> **Records supplied**:
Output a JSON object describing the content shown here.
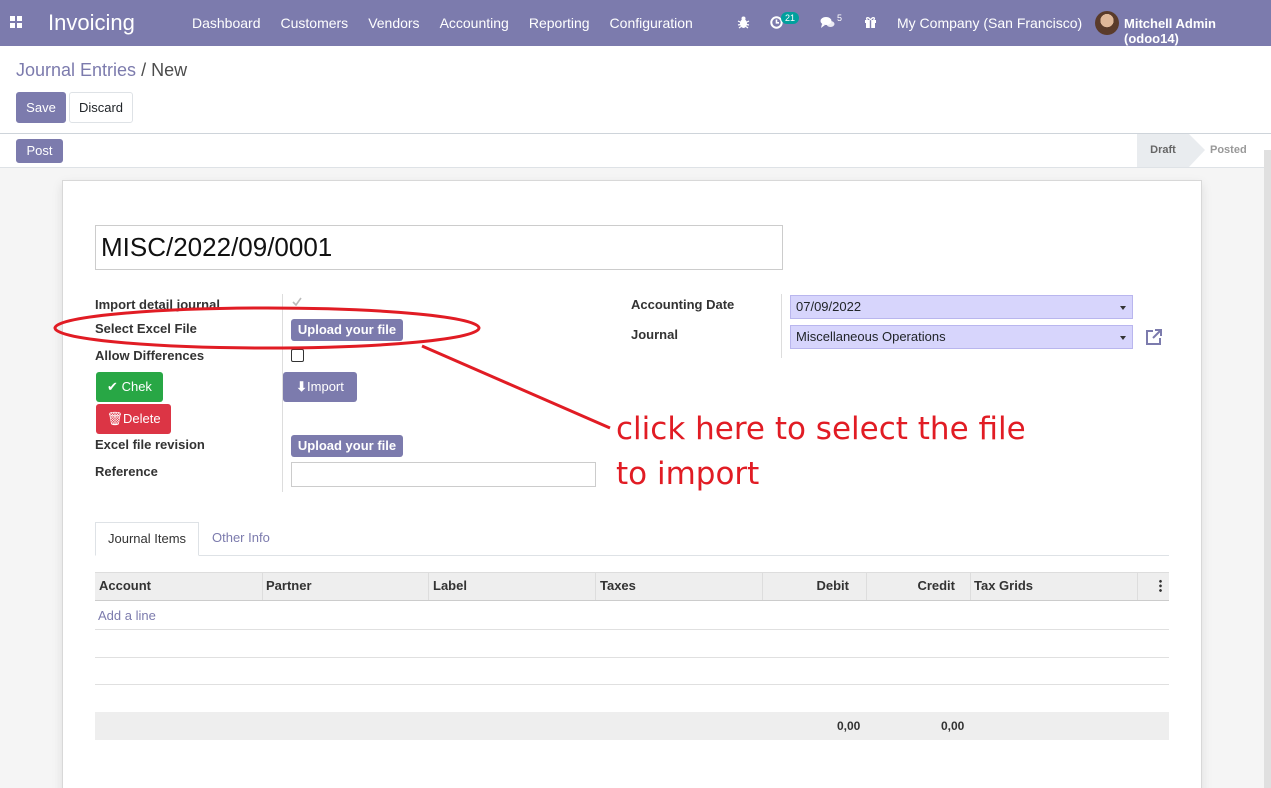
{
  "navbar": {
    "brand": "Invoicing",
    "menu": [
      "Dashboard",
      "Customers",
      "Vendors",
      "Accounting",
      "Reporting",
      "Configuration"
    ],
    "activity_count": "21",
    "messages_count": "5",
    "company": "My Company (San Francisco)",
    "user": "Mitchell Admin (odoo14)"
  },
  "breadcrumb": {
    "parent": "Journal Entries",
    "separator": "/",
    "current": "New"
  },
  "actions": {
    "save": "Save",
    "discard": "Discard",
    "post": "Post"
  },
  "statusbar": {
    "draft": "Draft",
    "posted": "Posted"
  },
  "form": {
    "name": "MISC/2022/09/0001",
    "import_detail_journal": "Import detail journal",
    "select_excel_file": "Select Excel File",
    "upload_label": "Upload your file",
    "allow_differences": "Allow Differences",
    "check_button": "Chek",
    "delete_button": "Delete",
    "import_button": "Import",
    "excel_file_revision": "Excel file revision",
    "reference": "Reference",
    "accounting_date_label": "Accounting Date",
    "accounting_date": "07/09/2022",
    "journal_label": "Journal",
    "journal": "Miscellaneous Operations"
  },
  "tabs": [
    "Journal Items",
    "Other Info"
  ],
  "table": {
    "columns": [
      "Account",
      "Partner",
      "Label",
      "Taxes",
      "Debit",
      "Credit",
      "Tax Grids"
    ],
    "add_line": "Add a line",
    "debit_total": "0,00",
    "credit_total": "0,00"
  },
  "annotation": {
    "line1": "click here to select the file",
    "line2": "to import",
    "color": "#e11c24"
  },
  "colors": {
    "brand": "#7c7bad",
    "success": "#28a745",
    "danger": "#dc3545"
  }
}
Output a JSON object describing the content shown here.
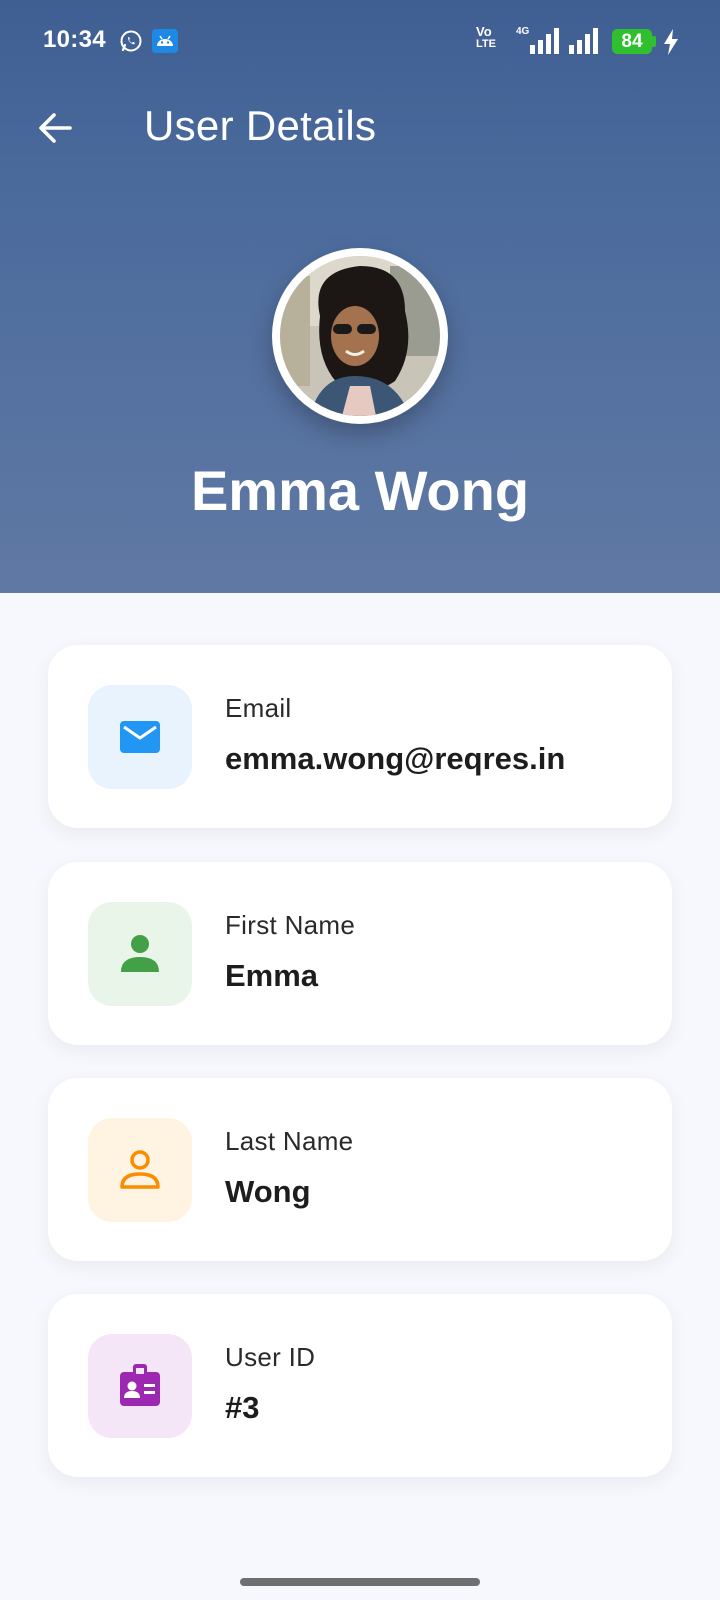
{
  "status_bar": {
    "time": "10:34",
    "battery": "84",
    "network": "4G",
    "volte": "Vo",
    "volte_sub": "LTE"
  },
  "header": {
    "title": "User Details",
    "user_name": "Emma Wong"
  },
  "details": [
    {
      "label": "Email",
      "value": "emma.wong@reqres.in",
      "icon": "mail-icon",
      "color": "#2196f3",
      "bg": "#e8f3fe"
    },
    {
      "label": "First Name",
      "value": "Emma",
      "icon": "person-icon",
      "color": "#43a047",
      "bg": "#eaf5ea"
    },
    {
      "label": "Last Name",
      "value": "Wong",
      "icon": "person-outline-icon",
      "color": "#fb8c00",
      "bg": "#fff3e2"
    },
    {
      "label": "User ID",
      "value": "#3",
      "icon": "badge-icon",
      "color": "#9c27b0",
      "bg": "#f4e6f6"
    }
  ],
  "colors": {
    "header_top": "#3f5f93",
    "header_bottom": "#6079a4",
    "background": "#f7f8fd"
  }
}
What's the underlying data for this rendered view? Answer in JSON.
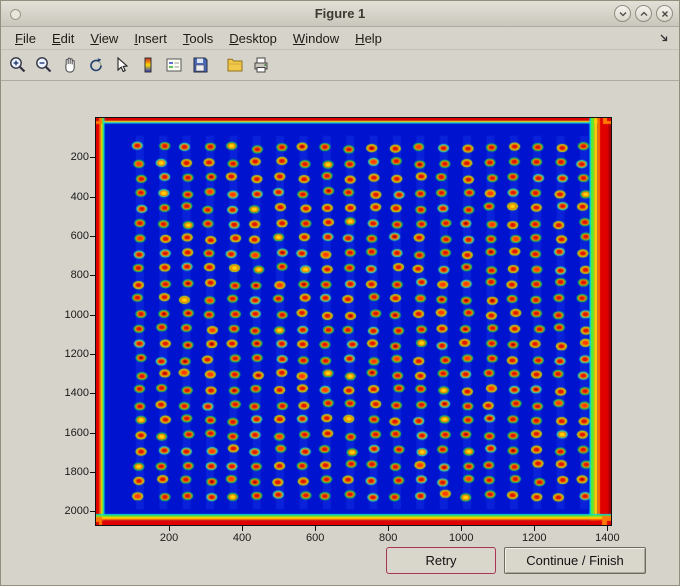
{
  "window": {
    "title": "Figure 1"
  },
  "menus": [
    "File",
    "Edit",
    "View",
    "Insert",
    "Tools",
    "Desktop",
    "Window",
    "Help"
  ],
  "titlebar": {
    "icons": [
      "window-menu-icon",
      "shade-icon",
      "unshade-icon",
      "close-icon"
    ]
  },
  "menubar_right_icon": "dock-figure-icon",
  "toolbar": {
    "icons": [
      "zoom-in",
      "zoom-out",
      "pan-hand",
      "rotate-3d",
      "data-cursor",
      "insert-colorbar",
      "insert-legend",
      "save-figure",
      "open-file",
      "print-figure"
    ]
  },
  "buttons": {
    "retry": "Retry",
    "continue": "Continue / Finish"
  },
  "chart_data": {
    "type": "heatmap",
    "title": "",
    "description": "False-color (jet colormap) scanned plate / microarray image: deep blue field with a regular grid of spots having red-orange centers and green-yellow halos; image borders saturate to red/orange/yellow, with a yellow-green vertical stripe just inside the right red edge.",
    "xlim": [
      0,
      1410
    ],
    "ylim": [
      0,
      2070
    ],
    "x_ticks": [
      200,
      400,
      600,
      800,
      1000,
      1200,
      1400
    ],
    "y_ticks": [
      200,
      400,
      600,
      800,
      1000,
      1200,
      1400,
      1600,
      1800,
      2000
    ],
    "grid": {
      "rows": 24,
      "cols": 20,
      "x_start": 120,
      "x_spacing": 64,
      "y_start": 150,
      "y_spacing": 77
    },
    "colors": {
      "background": "#0013cf",
      "spot_center": "#da1400",
      "spot_mid": "#ff7a00",
      "halo_green": "#17c94a",
      "halo_yellow": "#b8e000",
      "edge_red": "#e00000",
      "edge_orange": "#ff6a00",
      "edge_yellow": "#ffd300",
      "edge_green": "#62e82a",
      "edge_cyan": "#00d8e8"
    }
  }
}
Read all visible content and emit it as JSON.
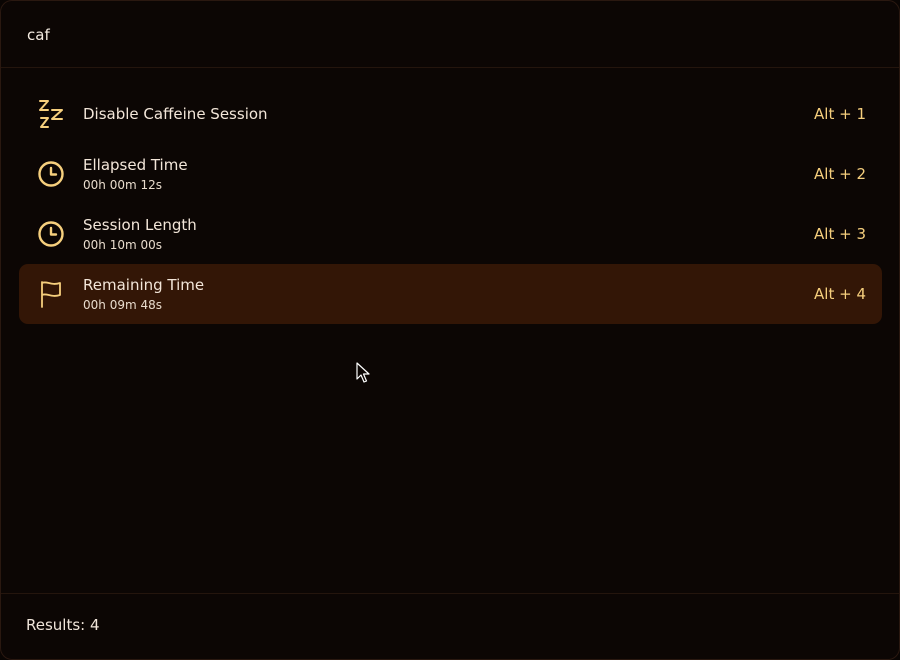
{
  "search": {
    "value": "caf",
    "placeholder": ""
  },
  "results": [
    {
      "icon": "sleep-zzz-icon",
      "title": "Disable Caffeine Session",
      "subtitle": "",
      "shortcut": "Alt + 1",
      "selected": false
    },
    {
      "icon": "clock-icon",
      "title": "Ellapsed Time",
      "subtitle": "00h 00m 12s",
      "shortcut": "Alt + 2",
      "selected": false
    },
    {
      "icon": "clock-icon",
      "title": "Session Length",
      "subtitle": "00h 10m 00s",
      "shortcut": "Alt + 3",
      "selected": false
    },
    {
      "icon": "flag-icon",
      "title": "Remaining Time",
      "subtitle": "00h 09m 48s",
      "shortcut": "Alt + 4",
      "selected": true
    }
  ],
  "footer": {
    "results_label": "Results: 4"
  },
  "colors": {
    "background": "#0c0604",
    "selected_row": "#331606",
    "accent": "#f6cf7d"
  }
}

> **Task statement**: Omit the pictures. Output every record above word for word.

> **Output of the task**:
Output a JSON object describing the content shown here.
{
  "navbar": {
    "brand": "Invoicing",
    "menu": [
      "Dashboard",
      "Customers",
      "Vendors",
      "Accounting",
      "Reporting",
      "Configuration"
    ],
    "activity_count": "21",
    "messages_count": "5",
    "company": "My Company (San Francisco)",
    "user": "Mitchell Admin (odoo14)"
  },
  "breadcrumb": {
    "parent": "Journal Entries",
    "separator": "/",
    "current": "New"
  },
  "actions": {
    "save": "Save",
    "discard": "Discard",
    "post": "Post"
  },
  "statusbar": {
    "draft": "Draft",
    "posted": "Posted"
  },
  "form": {
    "name": "MISC/2022/09/0001",
    "import_detail_journal": "Import detail journal",
    "select_excel_file": "Select Excel File",
    "upload_label": "Upload your file",
    "allow_differences": "Allow Differences",
    "check_button": "Chek",
    "delete_button": "Delete",
    "import_button": "Import",
    "excel_file_revision": "Excel file revision",
    "reference": "Reference",
    "accounting_date_label": "Accounting Date",
    "accounting_date": "07/09/2022",
    "journal_label": "Journal",
    "journal": "Miscellaneous Operations"
  },
  "tabs": [
    "Journal Items",
    "Other Info"
  ],
  "table": {
    "columns": [
      "Account",
      "Partner",
      "Label",
      "Taxes",
      "Debit",
      "Credit",
      "Tax Grids"
    ],
    "add_line": "Add a line",
    "debit_total": "0,00",
    "credit_total": "0,00"
  },
  "annotation": {
    "line1": "click here to select the file",
    "line2": "to import",
    "color": "#e11c24"
  },
  "colors": {
    "brand": "#7c7bad",
    "success": "#28a745",
    "danger": "#dc3545"
  }
}
Output a JSON object describing the content shown here.
{
  "status_bar": {
    "time": "10:34",
    "battery": "84",
    "network": "4G",
    "volte": "Vo",
    "volte_sub": "LTE"
  },
  "header": {
    "title": "User Details",
    "user_name": "Emma Wong"
  },
  "details": [
    {
      "label": "Email",
      "value": "emma.wong@reqres.in",
      "icon": "mail-icon",
      "color": "#2196f3",
      "bg": "#e8f3fe"
    },
    {
      "label": "First Name",
      "value": "Emma",
      "icon": "person-icon",
      "color": "#43a047",
      "bg": "#eaf5ea"
    },
    {
      "label": "Last Name",
      "value": "Wong",
      "icon": "person-outline-icon",
      "color": "#fb8c00",
      "bg": "#fff3e2"
    },
    {
      "label": "User ID",
      "value": "#3",
      "icon": "badge-icon",
      "color": "#9c27b0",
      "bg": "#f4e6f6"
    }
  ],
  "colors": {
    "header_top": "#3f5f93",
    "header_bottom": "#6079a4",
    "background": "#f7f8fd"
  }
}
What's the underlying data for this rendered view? Answer in JSON.
{
  "window": {
    "title": "Figure 1"
  },
  "menus": [
    "File",
    "Edit",
    "View",
    "Insert",
    "Tools",
    "Desktop",
    "Window",
    "Help"
  ],
  "titlebar": {
    "icons": [
      "window-menu-icon",
      "shade-icon",
      "unshade-icon",
      "close-icon"
    ]
  },
  "menubar_right_icon": "dock-figure-icon",
  "toolbar": {
    "icons": [
      "zoom-in",
      "zoom-out",
      "pan-hand",
      "rotate-3d",
      "data-cursor",
      "insert-colorbar",
      "insert-legend",
      "save-figure",
      "open-file",
      "print-figure"
    ]
  },
  "buttons": {
    "retry": "Retry",
    "continue": "Continue / Finish"
  },
  "chart_data": {
    "type": "heatmap",
    "title": "",
    "description": "False-color (jet colormap) scanned plate / microarray image: deep blue field with a regular grid of spots having red-orange centers and green-yellow halos; image borders saturate to red/orange/yellow, with a yellow-green vertical stripe just inside the right red edge.",
    "xlim": [
      0,
      1410
    ],
    "ylim": [
      0,
      2070
    ],
    "x_ticks": [
      200,
      400,
      600,
      800,
      1000,
      1200,
      1400
    ],
    "y_ticks": [
      200,
      400,
      600,
      800,
      1000,
      1200,
      1400,
      1600,
      1800,
      2000
    ],
    "grid": {
      "rows": 24,
      "cols": 20,
      "x_start": 120,
      "x_spacing": 64,
      "y_start": 150,
      "y_spacing": 77
    },
    "colors": {
      "background": "#0013cf",
      "spot_center": "#da1400",
      "spot_mid": "#ff7a00",
      "halo_green": "#17c94a",
      "halo_yellow": "#b8e000",
      "edge_red": "#e00000",
      "edge_orange": "#ff6a00",
      "edge_yellow": "#ffd300",
      "edge_green": "#62e82a",
      "edge_cyan": "#00d8e8"
    }
  }
}
Read all visible content and emit it as JSON.
{
  "search": {
    "value": "caf",
    "placeholder": ""
  },
  "results": [
    {
      "icon": "sleep-zzz-icon",
      "title": "Disable Caffeine Session",
      "subtitle": "",
      "shortcut": "Alt + 1",
      "selected": false
    },
    {
      "icon": "clock-icon",
      "title": "Ellapsed Time",
      "subtitle": "00h 00m 12s",
      "shortcut": "Alt + 2",
      "selected": false
    },
    {
      "icon": "clock-icon",
      "title": "Session Length",
      "subtitle": "00h 10m 00s",
      "shortcut": "Alt + 3",
      "selected": false
    },
    {
      "icon": "flag-icon",
      "title": "Remaining Time",
      "subtitle": "00h 09m 48s",
      "shortcut": "Alt + 4",
      "selected": true
    }
  ],
  "footer": {
    "results_label": "Results: 4"
  },
  "colors": {
    "background": "#0c0604",
    "selected_row": "#331606",
    "accent": "#f6cf7d"
  }
}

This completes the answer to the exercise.